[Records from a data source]
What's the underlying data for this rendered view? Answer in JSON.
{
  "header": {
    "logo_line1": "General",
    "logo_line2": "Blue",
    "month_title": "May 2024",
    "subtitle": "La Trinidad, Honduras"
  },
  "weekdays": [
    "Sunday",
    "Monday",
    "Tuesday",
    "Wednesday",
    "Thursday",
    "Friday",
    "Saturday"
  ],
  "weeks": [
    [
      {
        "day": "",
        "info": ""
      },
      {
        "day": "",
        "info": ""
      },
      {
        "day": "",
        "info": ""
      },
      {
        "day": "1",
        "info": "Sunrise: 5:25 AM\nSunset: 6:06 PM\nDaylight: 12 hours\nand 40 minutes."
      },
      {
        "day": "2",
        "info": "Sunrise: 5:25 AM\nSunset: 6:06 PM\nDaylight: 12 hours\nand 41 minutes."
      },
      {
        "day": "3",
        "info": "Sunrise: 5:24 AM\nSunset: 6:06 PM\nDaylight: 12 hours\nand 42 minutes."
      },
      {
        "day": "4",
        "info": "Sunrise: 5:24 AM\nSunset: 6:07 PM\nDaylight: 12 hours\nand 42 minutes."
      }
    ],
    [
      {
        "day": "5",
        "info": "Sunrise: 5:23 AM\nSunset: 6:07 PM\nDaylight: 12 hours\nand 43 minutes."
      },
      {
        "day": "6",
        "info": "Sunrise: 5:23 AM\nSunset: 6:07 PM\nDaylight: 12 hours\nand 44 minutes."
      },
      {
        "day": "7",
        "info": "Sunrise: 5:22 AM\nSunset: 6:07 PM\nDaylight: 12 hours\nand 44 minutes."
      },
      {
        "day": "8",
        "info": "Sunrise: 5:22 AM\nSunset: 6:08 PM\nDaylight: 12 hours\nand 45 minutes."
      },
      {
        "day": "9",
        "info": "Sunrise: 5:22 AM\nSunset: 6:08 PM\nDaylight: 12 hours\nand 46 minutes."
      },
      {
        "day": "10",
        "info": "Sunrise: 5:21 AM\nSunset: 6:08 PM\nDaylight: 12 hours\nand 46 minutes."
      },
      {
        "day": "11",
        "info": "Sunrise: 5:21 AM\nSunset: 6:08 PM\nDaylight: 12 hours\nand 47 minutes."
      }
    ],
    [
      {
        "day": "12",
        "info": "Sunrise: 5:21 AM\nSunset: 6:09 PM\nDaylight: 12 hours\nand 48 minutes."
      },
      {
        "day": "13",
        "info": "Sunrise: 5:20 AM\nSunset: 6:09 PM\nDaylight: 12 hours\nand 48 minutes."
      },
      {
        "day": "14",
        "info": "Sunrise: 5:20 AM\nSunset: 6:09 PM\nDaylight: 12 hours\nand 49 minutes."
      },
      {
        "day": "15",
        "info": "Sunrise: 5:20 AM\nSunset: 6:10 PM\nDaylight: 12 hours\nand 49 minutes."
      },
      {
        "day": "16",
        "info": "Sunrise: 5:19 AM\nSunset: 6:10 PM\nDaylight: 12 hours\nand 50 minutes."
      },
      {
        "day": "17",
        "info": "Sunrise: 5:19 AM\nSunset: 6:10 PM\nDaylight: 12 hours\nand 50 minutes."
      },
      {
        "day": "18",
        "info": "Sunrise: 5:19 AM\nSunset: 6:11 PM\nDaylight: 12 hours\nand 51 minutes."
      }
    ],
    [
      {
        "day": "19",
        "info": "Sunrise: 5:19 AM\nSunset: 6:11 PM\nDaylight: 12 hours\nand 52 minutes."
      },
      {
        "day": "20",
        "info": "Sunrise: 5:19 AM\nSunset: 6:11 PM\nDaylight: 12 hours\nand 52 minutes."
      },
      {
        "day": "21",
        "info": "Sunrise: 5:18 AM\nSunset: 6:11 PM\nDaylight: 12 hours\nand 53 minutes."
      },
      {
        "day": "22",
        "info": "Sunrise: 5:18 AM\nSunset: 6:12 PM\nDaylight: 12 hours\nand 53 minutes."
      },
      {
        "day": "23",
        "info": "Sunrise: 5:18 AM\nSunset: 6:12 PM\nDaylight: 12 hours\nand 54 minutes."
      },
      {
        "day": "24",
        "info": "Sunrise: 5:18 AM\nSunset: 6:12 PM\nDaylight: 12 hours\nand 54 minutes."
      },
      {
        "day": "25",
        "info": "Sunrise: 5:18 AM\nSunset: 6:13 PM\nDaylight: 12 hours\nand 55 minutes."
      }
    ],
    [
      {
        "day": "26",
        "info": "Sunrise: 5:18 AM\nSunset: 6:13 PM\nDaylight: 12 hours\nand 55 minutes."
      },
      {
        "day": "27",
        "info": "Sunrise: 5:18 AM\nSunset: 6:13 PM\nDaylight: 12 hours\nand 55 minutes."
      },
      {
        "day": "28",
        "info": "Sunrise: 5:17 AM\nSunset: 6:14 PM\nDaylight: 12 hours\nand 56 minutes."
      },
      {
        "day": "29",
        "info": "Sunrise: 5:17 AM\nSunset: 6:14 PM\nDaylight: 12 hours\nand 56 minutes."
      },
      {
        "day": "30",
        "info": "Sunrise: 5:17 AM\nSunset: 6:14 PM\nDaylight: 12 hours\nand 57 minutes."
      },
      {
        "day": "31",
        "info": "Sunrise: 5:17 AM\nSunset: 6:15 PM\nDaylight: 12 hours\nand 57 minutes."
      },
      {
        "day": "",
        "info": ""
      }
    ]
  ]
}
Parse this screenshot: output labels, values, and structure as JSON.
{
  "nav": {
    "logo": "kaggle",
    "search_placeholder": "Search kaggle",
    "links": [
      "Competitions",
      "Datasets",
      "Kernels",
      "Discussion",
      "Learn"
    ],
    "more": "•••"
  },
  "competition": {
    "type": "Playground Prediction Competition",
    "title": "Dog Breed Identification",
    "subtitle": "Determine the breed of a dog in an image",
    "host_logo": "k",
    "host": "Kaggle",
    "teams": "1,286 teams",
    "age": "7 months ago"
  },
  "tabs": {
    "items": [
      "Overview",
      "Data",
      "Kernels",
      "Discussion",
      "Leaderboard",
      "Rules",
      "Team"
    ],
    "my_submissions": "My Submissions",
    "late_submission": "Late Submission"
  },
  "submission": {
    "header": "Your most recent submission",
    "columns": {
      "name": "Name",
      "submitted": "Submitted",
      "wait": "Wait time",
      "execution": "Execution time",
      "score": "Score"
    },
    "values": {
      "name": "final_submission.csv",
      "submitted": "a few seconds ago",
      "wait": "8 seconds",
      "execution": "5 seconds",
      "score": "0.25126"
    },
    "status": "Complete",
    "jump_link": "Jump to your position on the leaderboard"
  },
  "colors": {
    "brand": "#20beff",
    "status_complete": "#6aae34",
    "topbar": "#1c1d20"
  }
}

## Short problem
Write down every line of the data exactly as it appears above.

## Full solution
What's the underlying data for this rendered view? Answer in JSON.
{
  "header": {
    "logo_line1": "General",
    "logo_line2": "Blue",
    "month_title": "May 2024",
    "subtitle": "La Trinidad, Honduras"
  },
  "weekdays": [
    "Sunday",
    "Monday",
    "Tuesday",
    "Wednesday",
    "Thursday",
    "Friday",
    "Saturday"
  ],
  "weeks": [
    [
      {
        "day": "",
        "info": ""
      },
      {
        "day": "",
        "info": ""
      },
      {
        "day": "",
        "info": ""
      },
      {
        "day": "1",
        "info": "Sunrise: 5:25 AM\nSunset: 6:06 PM\nDaylight: 12 hours\nand 40 minutes."
      },
      {
        "day": "2",
        "info": "Sunrise: 5:25 AM\nSunset: 6:06 PM\nDaylight: 12 hours\nand 41 minutes."
      },
      {
        "day": "3",
        "info": "Sunrise: 5:24 AM\nSunset: 6:06 PM\nDaylight: 12 hours\nand 42 minutes."
      },
      {
        "day": "4",
        "info": "Sunrise: 5:24 AM\nSunset: 6:07 PM\nDaylight: 12 hours\nand 42 minutes."
      }
    ],
    [
      {
        "day": "5",
        "info": "Sunrise: 5:23 AM\nSunset: 6:07 PM\nDaylight: 12 hours\nand 43 minutes."
      },
      {
        "day": "6",
        "info": "Sunrise: 5:23 AM\nSunset: 6:07 PM\nDaylight: 12 hours\nand 44 minutes."
      },
      {
        "day": "7",
        "info": "Sunrise: 5:22 AM\nSunset: 6:07 PM\nDaylight: 12 hours\nand 44 minutes."
      },
      {
        "day": "8",
        "info": "Sunrise: 5:22 AM\nSunset: 6:08 PM\nDaylight: 12 hours\nand 45 minutes."
      },
      {
        "day": "9",
        "info": "Sunrise: 5:22 AM\nSunset: 6:08 PM\nDaylight: 12 hours\nand 46 minutes."
      },
      {
        "day": "10",
        "info": "Sunrise: 5:21 AM\nSunset: 6:08 PM\nDaylight: 12 hours\nand 46 minutes."
      },
      {
        "day": "11",
        "info": "Sunrise: 5:21 AM\nSunset: 6:08 PM\nDaylight: 12 hours\nand 47 minutes."
      }
    ],
    [
      {
        "day": "12",
        "info": "Sunrise: 5:21 AM\nSunset: 6:09 PM\nDaylight: 12 hours\nand 48 minutes."
      },
      {
        "day": "13",
        "info": "Sunrise: 5:20 AM\nSunset: 6:09 PM\nDaylight: 12 hours\nand 48 minutes."
      },
      {
        "day": "14",
        "info": "Sunrise: 5:20 AM\nSunset: 6:09 PM\nDaylight: 12 hours\nand 49 minutes."
      },
      {
        "day": "15",
        "info": "Sunrise: 5:20 AM\nSunset: 6:10 PM\nDaylight: 12 hours\nand 49 minutes."
      },
      {
        "day": "16",
        "info": "Sunrise: 5:19 AM\nSunset: 6:10 PM\nDaylight: 12 hours\nand 50 minutes."
      },
      {
        "day": "17",
        "info": "Sunrise: 5:19 AM\nSunset: 6:10 PM\nDaylight: 12 hours\nand 50 minutes."
      },
      {
        "day": "18",
        "info": "Sunrise: 5:19 AM\nSunset: 6:11 PM\nDaylight: 12 hours\nand 51 minutes."
      }
    ],
    [
      {
        "day": "19",
        "info": "Sunrise: 5:19 AM\nSunset: 6:11 PM\nDaylight: 12 hours\nand 52 minutes."
      },
      {
        "day": "20",
        "info": "Sunrise: 5:19 AM\nSunset: 6:11 PM\nDaylight: 12 hours\nand 52 minutes."
      },
      {
        "day": "21",
        "info": "Sunrise: 5:18 AM\nSunset: 6:11 PM\nDaylight: 12 hours\nand 53 minutes."
      },
      {
        "day": "22",
        "info": "Sunrise: 5:18 AM\nSunset: 6:12 PM\nDaylight: 12 hours\nand 53 minutes."
      },
      {
        "day": "23",
        "info": "Sunrise: 5:18 AM\nSunset: 6:12 PM\nDaylight: 12 hours\nand 54 minutes."
      },
      {
        "day": "24",
        "info": "Sunrise: 5:18 AM\nSunset: 6:12 PM\nDaylight: 12 hours\nand 54 minutes."
      },
      {
        "day": "25",
        "info": "Sunrise: 5:18 AM\nSunset: 6:13 PM\nDaylight: 12 hours\nand 55 minutes."
      }
    ],
    [
      {
        "day": "26",
        "info": "Sunrise: 5:18 AM\nSunset: 6:13 PM\nDaylight: 12 hours\nand 55 minutes."
      },
      {
        "day": "27",
        "info": "Sunrise: 5:18 AM\nSunset: 6:13 PM\nDaylight: 12 hours\nand 55 minutes."
      },
      {
        "day": "28",
        "info": "Sunrise: 5:17 AM\nSunset: 6:14 PM\nDaylight: 12 hours\nand 56 minutes."
      },
      {
        "day": "29",
        "info": "Sunrise: 5:17 AM\nSunset: 6:14 PM\nDaylight: 12 hours\nand 56 minutes."
      },
      {
        "day": "30",
        "info": "Sunrise: 5:17 AM\nSunset: 6:14 PM\nDaylight: 12 hours\nand 57 minutes."
      },
      {
        "day": "31",
        "info": "Sunrise: 5:17 AM\nSunset: 6:15 PM\nDaylight: 12 hours\nand 57 minutes."
      },
      {
        "day": "",
        "info": ""
      }
    ]
  ]
}
Parse this screenshot: output labels, values, and structure as JSON.
{
  "nav": {
    "logo": "kaggle",
    "search_placeholder": "Search kaggle",
    "links": [
      "Competitions",
      "Datasets",
      "Kernels",
      "Discussion",
      "Learn"
    ],
    "more": "•••"
  },
  "competition": {
    "type": "Playground Prediction Competition",
    "title": "Dog Breed Identification",
    "subtitle": "Determine the breed of a dog in an image",
    "host_logo": "k",
    "host": "Kaggle",
    "teams": "1,286 teams",
    "age": "7 months ago"
  },
  "tabs": {
    "items": [
      "Overview",
      "Data",
      "Kernels",
      "Discussion",
      "Leaderboard",
      "Rules",
      "Team"
    ],
    "my_submissions": "My Submissions",
    "late_submission": "Late Submission"
  },
  "submission": {
    "header": "Your most recent submission",
    "columns": {
      "name": "Name",
      "submitted": "Submitted",
      "wait": "Wait time",
      "execution": "Execution time",
      "score": "Score"
    },
    "values": {
      "name": "final_submission.csv",
      "submitted": "a few seconds ago",
      "wait": "8 seconds",
      "execution": "5 seconds",
      "score": "0.25126"
    },
    "status": "Complete",
    "jump_link": "Jump to your position on the leaderboard"
  },
  "colors": {
    "brand": "#20beff",
    "status_complete": "#6aae34",
    "topbar": "#1c1d20"
  }
}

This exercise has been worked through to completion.